In the following material, identify every line holding the string "Jasper" and return it.

**INFORMATION PROVIDED**
** Start **

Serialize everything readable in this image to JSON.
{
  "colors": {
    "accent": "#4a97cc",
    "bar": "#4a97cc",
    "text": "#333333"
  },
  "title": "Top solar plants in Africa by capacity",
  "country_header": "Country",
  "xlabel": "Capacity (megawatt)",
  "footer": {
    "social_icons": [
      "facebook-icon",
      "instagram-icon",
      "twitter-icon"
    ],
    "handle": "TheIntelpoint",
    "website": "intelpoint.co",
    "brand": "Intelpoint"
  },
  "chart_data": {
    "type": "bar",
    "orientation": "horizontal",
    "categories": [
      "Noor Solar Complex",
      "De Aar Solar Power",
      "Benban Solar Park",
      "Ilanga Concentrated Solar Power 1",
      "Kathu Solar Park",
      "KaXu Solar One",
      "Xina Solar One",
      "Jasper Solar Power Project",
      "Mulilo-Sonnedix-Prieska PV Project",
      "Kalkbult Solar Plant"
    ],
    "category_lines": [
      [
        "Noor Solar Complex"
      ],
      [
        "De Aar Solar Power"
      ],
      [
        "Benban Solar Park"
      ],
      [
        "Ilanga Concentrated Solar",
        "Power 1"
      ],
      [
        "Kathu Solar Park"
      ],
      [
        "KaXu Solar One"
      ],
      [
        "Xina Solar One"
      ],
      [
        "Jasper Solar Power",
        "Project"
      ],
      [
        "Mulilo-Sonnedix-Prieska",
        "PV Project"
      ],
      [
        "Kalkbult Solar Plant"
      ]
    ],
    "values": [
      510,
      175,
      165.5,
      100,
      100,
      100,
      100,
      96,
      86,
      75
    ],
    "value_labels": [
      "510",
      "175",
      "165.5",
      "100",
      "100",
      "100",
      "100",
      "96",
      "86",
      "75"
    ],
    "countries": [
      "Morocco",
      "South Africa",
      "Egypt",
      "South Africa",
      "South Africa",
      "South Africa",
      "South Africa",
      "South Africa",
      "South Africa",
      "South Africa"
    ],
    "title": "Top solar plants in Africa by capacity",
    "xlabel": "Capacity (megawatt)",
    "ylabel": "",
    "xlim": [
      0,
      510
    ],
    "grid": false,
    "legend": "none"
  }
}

** End **
** Start **

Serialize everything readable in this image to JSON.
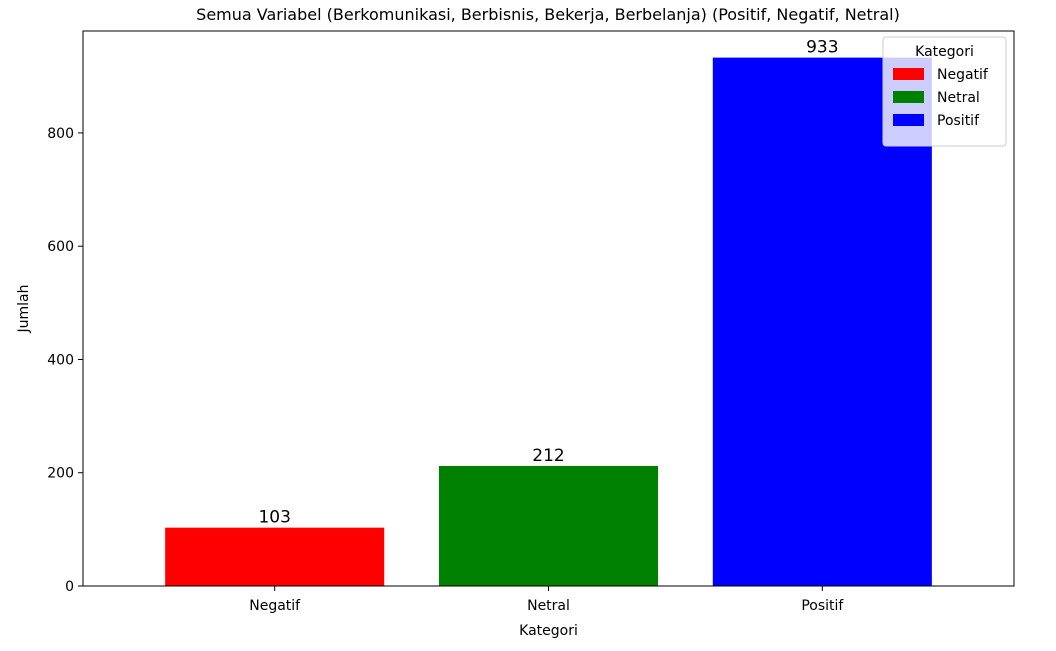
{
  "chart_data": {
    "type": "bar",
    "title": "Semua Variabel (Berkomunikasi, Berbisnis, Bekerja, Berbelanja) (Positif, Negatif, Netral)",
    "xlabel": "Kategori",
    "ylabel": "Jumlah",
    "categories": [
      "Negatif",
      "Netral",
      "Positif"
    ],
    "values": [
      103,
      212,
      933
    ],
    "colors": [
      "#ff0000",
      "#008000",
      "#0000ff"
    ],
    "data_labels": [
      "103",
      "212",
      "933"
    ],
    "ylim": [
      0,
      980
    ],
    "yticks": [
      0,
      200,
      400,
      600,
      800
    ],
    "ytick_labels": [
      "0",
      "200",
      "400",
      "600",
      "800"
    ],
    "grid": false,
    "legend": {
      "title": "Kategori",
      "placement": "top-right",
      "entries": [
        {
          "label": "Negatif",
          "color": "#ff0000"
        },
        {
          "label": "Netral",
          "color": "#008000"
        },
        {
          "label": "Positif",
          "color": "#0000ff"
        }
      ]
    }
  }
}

** End **

**TASK RESULT**
      "Jasper Solar Power Project",
        "Jasper Solar Power",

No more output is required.